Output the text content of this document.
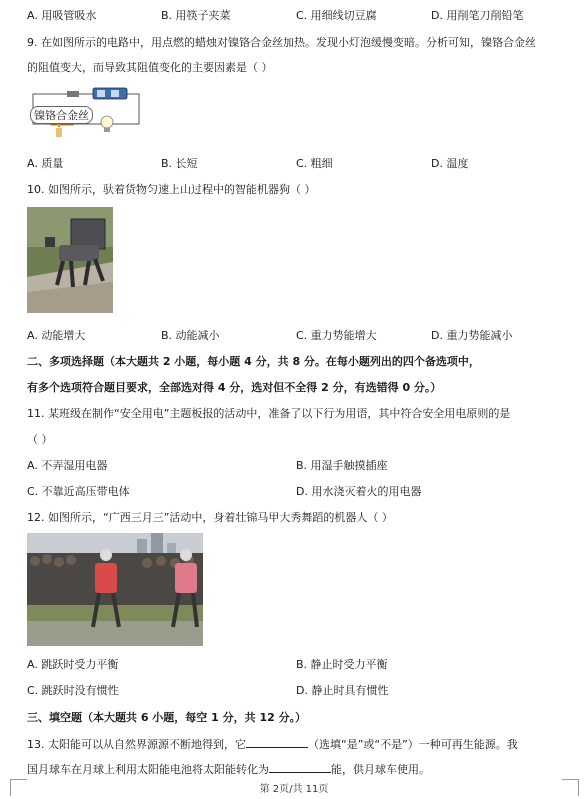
A. 用吸管吸水	B. 用筷子夹菜	C. 用细线切豆腐	D. 用削笔刀削铅笔
9. 在如图所示的电路中，用点燃的蜡烛对镍铬合金丝加热。发现小灯泡缓慢变暗。分析可知，镍铬合金丝
的阻值变大，而导致其阻值变化的主要因素是（ ）
镍铬合金丝
A. 质量	B. 长短	C. 粗细	D. 温度
10. 如图所示，驮着货物匀速上山过程中的智能机器狗（ ）
A. 动能增大	B. 动能减小	C. 重力势能增大	D. 重力势能减小
二、多项选择题（本大题共 2 小题，每小题 4 分，共 8 分。在每小题列出的四个备选项中，
有多个选项符合题目要求，全部选对得 4 分，选对但不全得 2 分，有选错得 0 分。）
11. 某班级在制作“安全用电”主题板报的活动中，准备了以下行为用语，其中符合安全用电原则的是
（ ）
A. 不弄湿用电器	B. 用湿手触摸插座
C. 不靠近高压带电体	D. 用水浇灭着火的用电器
12. 如图所示，“广西三月三”活动中，身着壮锦马甲大秀舞蹈的机器人（ ）
A. 跳跃时受力平衡	B. 静止时受力平衡
C. 跳跃时没有惯性	D. 静止时具有惯性
三、填空题（本大题共 6 小题，每空 1 分，共 12 分。）
13. 太阳能可以从自然界源源不断地得到，它	（选填“是”或“不是”）一种可再生能源。我
国月球车在月球上利用太阳能电池将太阳能转化为	能，供月球车使用。
第 2页/共 11页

* _Task details_: Repeat each entry precisely as it appears. Leave the pictures out.

* _Answer to this exercise_:
Output the text content of this document.
A. 用吸管吸水	B. 用筷子夹菜	C. 用细线切豆腐	D. 用削笔刀削铅笔
9. 在如图所示的电路中，用点燃的蜡烛对镍铬合金丝加热。发现小灯泡缓慢变暗。分析可知，镍铬合金丝
的阻值变大，而导致其阻值变化的主要因素是（ ）
镍铬合金丝
A. 质量	B. 长短	C. 粗细	D. 温度
10. 如图所示，驮着货物匀速上山过程中的智能机器狗（ ）
A. 动能增大	B. 动能减小	C. 重力势能增大	D. 重力势能减小
二、多项选择题（本大题共 2 小题，每小题 4 分，共 8 分。在每小题列出的四个备选项中，
有多个选项符合题目要求，全部选对得 4 分，选对但不全得 2 分，有选错得 0 分。）
11. 某班级在制作“安全用电”主题板报的活动中，准备了以下行为用语，其中符合安全用电原则的是
（ ）
A. 不弄湿用电器	B. 用湿手触摸插座
C. 不靠近高压带电体	D. 用水浇灭着火的用电器
12. 如图所示，“广西三月三”活动中，身着壮锦马甲大秀舞蹈的机器人（ ）
A. 跳跃时受力平衡	B. 静止时受力平衡
C. 跳跃时没有惯性	D. 静止时具有惯性
三、填空题（本大题共 6 小题，每空 1 分，共 12 分。）
13. 太阳能可以从自然界源源不断地得到，它	（选填“是”或“不是”）一种可再生能源。我
国月球车在月球上利用太阳能电池将太阳能转化为	能，供月球车使用。
第 2页/共 11页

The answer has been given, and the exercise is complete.